Saved data entries:
* begin *

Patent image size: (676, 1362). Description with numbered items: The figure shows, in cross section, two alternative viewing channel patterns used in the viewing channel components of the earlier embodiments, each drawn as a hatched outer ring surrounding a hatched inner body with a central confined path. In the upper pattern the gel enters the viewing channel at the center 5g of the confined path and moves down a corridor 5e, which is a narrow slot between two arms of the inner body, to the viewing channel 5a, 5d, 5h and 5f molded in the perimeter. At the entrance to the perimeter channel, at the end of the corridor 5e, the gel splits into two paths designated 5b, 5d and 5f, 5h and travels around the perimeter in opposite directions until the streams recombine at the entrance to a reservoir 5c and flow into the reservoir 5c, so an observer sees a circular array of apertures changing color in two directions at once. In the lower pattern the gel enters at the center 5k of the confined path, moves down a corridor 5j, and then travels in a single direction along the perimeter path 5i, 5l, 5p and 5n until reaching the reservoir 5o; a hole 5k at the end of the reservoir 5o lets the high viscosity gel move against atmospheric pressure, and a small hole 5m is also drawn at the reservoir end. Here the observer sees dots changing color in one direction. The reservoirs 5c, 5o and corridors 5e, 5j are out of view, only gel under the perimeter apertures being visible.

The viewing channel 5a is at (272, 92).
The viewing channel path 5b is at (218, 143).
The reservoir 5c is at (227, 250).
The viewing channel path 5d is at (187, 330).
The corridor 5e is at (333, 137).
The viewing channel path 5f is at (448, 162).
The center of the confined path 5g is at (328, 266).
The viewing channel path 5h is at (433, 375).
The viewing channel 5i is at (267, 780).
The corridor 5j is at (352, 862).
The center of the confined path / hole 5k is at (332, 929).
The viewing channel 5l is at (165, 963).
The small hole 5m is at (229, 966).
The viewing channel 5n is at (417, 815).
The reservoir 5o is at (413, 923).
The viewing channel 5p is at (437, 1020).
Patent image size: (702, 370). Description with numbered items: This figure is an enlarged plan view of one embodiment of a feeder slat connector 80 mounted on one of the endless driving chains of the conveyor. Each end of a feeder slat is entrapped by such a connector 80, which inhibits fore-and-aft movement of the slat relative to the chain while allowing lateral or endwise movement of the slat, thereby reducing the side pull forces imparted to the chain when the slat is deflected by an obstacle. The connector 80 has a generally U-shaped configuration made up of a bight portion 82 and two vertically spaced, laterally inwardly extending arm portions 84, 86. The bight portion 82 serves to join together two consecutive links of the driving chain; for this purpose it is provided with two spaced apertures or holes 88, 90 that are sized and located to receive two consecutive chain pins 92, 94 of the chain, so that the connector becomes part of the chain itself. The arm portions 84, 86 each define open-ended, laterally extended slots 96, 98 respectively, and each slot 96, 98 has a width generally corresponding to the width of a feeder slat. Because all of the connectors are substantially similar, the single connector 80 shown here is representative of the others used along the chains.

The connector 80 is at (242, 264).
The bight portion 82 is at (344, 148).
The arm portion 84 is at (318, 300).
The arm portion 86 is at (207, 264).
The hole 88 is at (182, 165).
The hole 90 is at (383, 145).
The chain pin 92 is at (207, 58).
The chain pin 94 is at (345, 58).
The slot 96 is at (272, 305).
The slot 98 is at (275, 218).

* end *

### Short problem:
Gather every line in the records above that contains the string "chain", and copy each one unchanged.

### The completed task:
Patent image size: (702, 370). Description with numbered items: This figure is an enlarged plan view of one embodiment of a feeder slat connector 80 mounted on one of the endless driving chains of the conveyor. Each end of a feeder slat is entrapped by such a connector 80, which inhibits fore-and-aft movement of the slat relative to the chain while allowing lateral or endwise movement of the slat, thereby reducing the side pull forces imparted to the chain when the slat is deflected by an obstacle. The connector 80 has a generally U-shaped configuration made up of a bight portion 82 and two vertically spaced, laterally inwardly extending arm portions 84, 86. The bight portion 82 serves to join together two consecutive links of the driving chain; for this purpose it is provided with two spaced apertures or holes 88, 90 that are sized and located to receive two consecutive chain pins 92, 94 of the chain, so that the connector becomes part of the chain itself. The arm portions 84, 86 each define open-ended, laterally extended slots 96, 98 respectively, and each slot 96, 98 has a width generally corresponding to the width of a feeder slat. Because all of the connectors are substantially similar, the single connector 80 shown here is representative of the others used along the chains.
The chain pin 92 is at (207, 58).
The chain pin 94 is at (345, 58).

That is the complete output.